### DIRECTIVE
Output the data below in full, byte for byte. Nothing may differ.

+++

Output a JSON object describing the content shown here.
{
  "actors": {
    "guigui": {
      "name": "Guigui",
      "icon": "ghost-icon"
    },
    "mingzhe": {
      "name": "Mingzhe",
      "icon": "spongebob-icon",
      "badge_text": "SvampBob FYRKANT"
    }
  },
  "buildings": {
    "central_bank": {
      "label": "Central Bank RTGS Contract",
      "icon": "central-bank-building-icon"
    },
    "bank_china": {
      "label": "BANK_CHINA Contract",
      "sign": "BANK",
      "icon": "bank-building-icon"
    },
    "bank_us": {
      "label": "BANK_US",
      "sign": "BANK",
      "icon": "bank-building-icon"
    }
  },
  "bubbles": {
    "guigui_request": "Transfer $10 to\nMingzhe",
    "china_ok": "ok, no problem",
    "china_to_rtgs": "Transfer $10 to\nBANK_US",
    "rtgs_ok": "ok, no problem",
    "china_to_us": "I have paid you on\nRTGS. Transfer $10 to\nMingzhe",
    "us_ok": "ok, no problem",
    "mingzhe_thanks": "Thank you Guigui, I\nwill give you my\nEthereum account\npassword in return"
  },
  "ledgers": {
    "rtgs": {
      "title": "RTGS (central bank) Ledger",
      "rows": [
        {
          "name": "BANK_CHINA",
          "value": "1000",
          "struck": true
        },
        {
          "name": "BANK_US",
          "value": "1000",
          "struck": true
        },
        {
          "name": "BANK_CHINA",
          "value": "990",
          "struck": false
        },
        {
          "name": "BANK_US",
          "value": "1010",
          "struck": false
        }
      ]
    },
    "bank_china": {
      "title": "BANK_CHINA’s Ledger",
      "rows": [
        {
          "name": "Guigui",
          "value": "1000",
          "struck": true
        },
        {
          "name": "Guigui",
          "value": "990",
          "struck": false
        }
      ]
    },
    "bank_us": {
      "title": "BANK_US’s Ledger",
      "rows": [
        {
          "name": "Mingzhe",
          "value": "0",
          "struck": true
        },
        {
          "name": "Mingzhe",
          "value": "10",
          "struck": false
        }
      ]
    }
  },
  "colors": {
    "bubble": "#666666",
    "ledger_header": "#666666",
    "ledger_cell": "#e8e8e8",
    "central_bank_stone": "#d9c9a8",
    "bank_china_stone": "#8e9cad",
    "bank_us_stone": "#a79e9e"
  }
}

+++

### THE ANSWER
Output a JSON object describing the content shown here.
{
  "actors": {
    "guigui": {
      "name": "Guigui",
      "icon": "ghost-icon"
    },
    "mingzhe": {
      "name": "Mingzhe",
      "icon": "spongebob-icon",
      "badge_text": "SvampBob FYRKANT"
    }
  },
  "buildings": {
    "central_bank": {
      "label": "Central Bank RTGS Contract",
      "icon": "central-bank-building-icon"
    },
    "bank_china": {
      "label": "BANK_CHINA Contract",
      "sign": "BANK",
      "icon": "bank-building-icon"
    },
    "bank_us": {
      "label": "BANK_US",
      "sign": "BANK",
      "icon": "bank-building-icon"
    }
  },
  "bubbles": {
    "guigui_request": "Transfer $10 to\nMingzhe",
    "china_ok": "ok, no problem",
    "china_to_rtgs": "Transfer $10 to\nBANK_US",
    "rtgs_ok": "ok, no problem",
    "china_to_us": "I have paid you on\nRTGS. Transfer $10 to\nMingzhe",
    "us_ok": "ok, no problem",
    "mingzhe_thanks": "Thank you Guigui, I\nwill give you my\nEthereum account\npassword in return"
  },
  "ledgers": {
    "rtgs": {
      "title": "RTGS (central bank) Ledger",
      "rows": [
        {
          "name": "BANK_CHINA",
          "value": "1000",
          "struck": true
        },
        {
          "name": "BANK_US",
          "value": "1000",
          "struck": true
        },
        {
          "name": "BANK_CHINA",
          "value": "990",
          "struck": false
        },
        {
          "name": "BANK_US",
          "value": "1010",
          "struck": false
        }
      ]
    },
    "bank_china": {
      "title": "BANK_CHINA’s Ledger",
      "rows": [
        {
          "name": "Guigui",
          "value": "1000",
          "struck": true
        },
        {
          "name": "Guigui",
          "value": "990",
          "struck": false
        }
      ]
    },
    "bank_us": {
      "title": "BANK_US’s Ledger",
      "rows": [
        {
          "name": "Mingzhe",
          "value": "0",
          "struck": true
        },
        {
          "name": "Mingzhe",
          "value": "10",
          "struck": false
        }
      ]
    }
  },
  "colors": {
    "bubble": "#666666",
    "ledger_header": "#666666",
    "ledger_cell": "#e8e8e8",
    "central_bank_stone": "#d9c9a8",
    "bank_china_stone": "#8e9cad",
    "bank_us_stone": "#a79e9e"
  }
}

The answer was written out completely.